Exact repetition is required: output every record in full.

◆ ◆ ◆

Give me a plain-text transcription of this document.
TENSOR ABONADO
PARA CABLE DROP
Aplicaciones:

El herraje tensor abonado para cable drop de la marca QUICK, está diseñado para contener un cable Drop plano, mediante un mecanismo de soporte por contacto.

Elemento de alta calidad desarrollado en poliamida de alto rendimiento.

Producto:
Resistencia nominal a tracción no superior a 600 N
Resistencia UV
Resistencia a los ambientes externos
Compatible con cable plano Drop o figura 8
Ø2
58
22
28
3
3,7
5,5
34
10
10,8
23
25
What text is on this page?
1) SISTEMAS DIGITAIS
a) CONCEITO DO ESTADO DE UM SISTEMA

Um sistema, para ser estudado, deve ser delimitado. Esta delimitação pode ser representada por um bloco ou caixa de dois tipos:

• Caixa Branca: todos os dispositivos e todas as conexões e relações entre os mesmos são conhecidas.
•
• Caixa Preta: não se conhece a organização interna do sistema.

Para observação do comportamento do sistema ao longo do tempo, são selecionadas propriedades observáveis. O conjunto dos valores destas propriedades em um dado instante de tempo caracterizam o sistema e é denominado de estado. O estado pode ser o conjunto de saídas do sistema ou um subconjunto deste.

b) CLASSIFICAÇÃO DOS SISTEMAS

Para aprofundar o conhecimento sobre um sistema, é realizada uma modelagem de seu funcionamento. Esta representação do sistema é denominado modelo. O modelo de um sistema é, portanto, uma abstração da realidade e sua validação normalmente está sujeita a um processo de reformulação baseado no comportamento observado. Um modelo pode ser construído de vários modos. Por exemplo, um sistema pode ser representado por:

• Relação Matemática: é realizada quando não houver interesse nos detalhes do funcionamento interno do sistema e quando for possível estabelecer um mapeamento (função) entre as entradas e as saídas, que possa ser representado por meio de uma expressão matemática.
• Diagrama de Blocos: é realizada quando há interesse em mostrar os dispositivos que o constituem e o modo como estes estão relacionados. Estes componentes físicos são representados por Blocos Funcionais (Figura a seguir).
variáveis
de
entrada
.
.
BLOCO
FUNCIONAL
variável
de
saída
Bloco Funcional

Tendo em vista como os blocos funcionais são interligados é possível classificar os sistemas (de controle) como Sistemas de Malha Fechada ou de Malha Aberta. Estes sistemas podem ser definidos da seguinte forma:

◆ ◆ ◆

REPLY:
Give me a plain-text transcription of this document.
TENSOR ABONADO
PARA CABLE DROP
Aplicaciones:

El herraje tensor abonado para cable drop de la marca QUICK, está diseñado para contener un cable Drop plano, mediante un mecanismo de soporte por contacto.

Elemento de alta calidad desarrollado en poliamida de alto rendimiento.

Producto:
Resistencia nominal a tracción no superior a 600 N
Resistencia UV
Resistencia a los ambientes externos
Compatible con cable plano Drop o figura 8
Ø2
58
22
28
3
3,7
5,5
34
10
10,8
23
25
What text is on this page?
1) SISTEMAS DIGITAIS
a) CONCEITO DO ESTADO DE UM SISTEMA

Um sistema, para ser estudado, deve ser delimitado. Esta delimitação pode ser representada por um bloco ou caixa de dois tipos:

• Caixa Branca: todos os dispositivos e todas as conexões e relações entre os mesmos são conhecidas.
•
• Caixa Preta: não se conhece a organização interna do sistema.

Para observação do comportamento do sistema ao longo do tempo, são selecionadas propriedades observáveis. O conjunto dos valores destas propriedades em um dado instante de tempo caracterizam o sistema e é denominado de estado. O estado pode ser o conjunto de saídas do sistema ou um subconjunto deste.

b) CLASSIFICAÇÃO DOS SISTEMAS

Para aprofundar o conhecimento sobre um sistema, é realizada uma modelagem de seu funcionamento. Esta representação do sistema é denominado modelo. O modelo de um sistema é, portanto, uma abstração da realidade e sua validação normalmente está sujeita a um processo de reformulação baseado no comportamento observado. Um modelo pode ser construído de vários modos. Por exemplo, um sistema pode ser representado por:

• Relação Matemática: é realizada quando não houver interesse nos detalhes do funcionamento interno do sistema e quando for possível estabelecer um mapeamento (função) entre as entradas e as saídas, que possa ser representado por meio de uma expressão matemática.
• Diagrama de Blocos: é realizada quando há interesse em mostrar os dispositivos que o constituem e o modo como estes estão relacionados. Estes componentes físicos são representados por Blocos Funcionais (Figura a seguir).
variáveis
de
entrada
.
.
BLOCO
FUNCIONAL
variável
de
saída
Bloco Funcional

Tendo em vista como os blocos funcionais são interligados é possível classificar os sistemas (de controle) como Sistemas de Malha Fechada ou de Malha Aberta. Estes sistemas podem ser definidos da seguinte forma:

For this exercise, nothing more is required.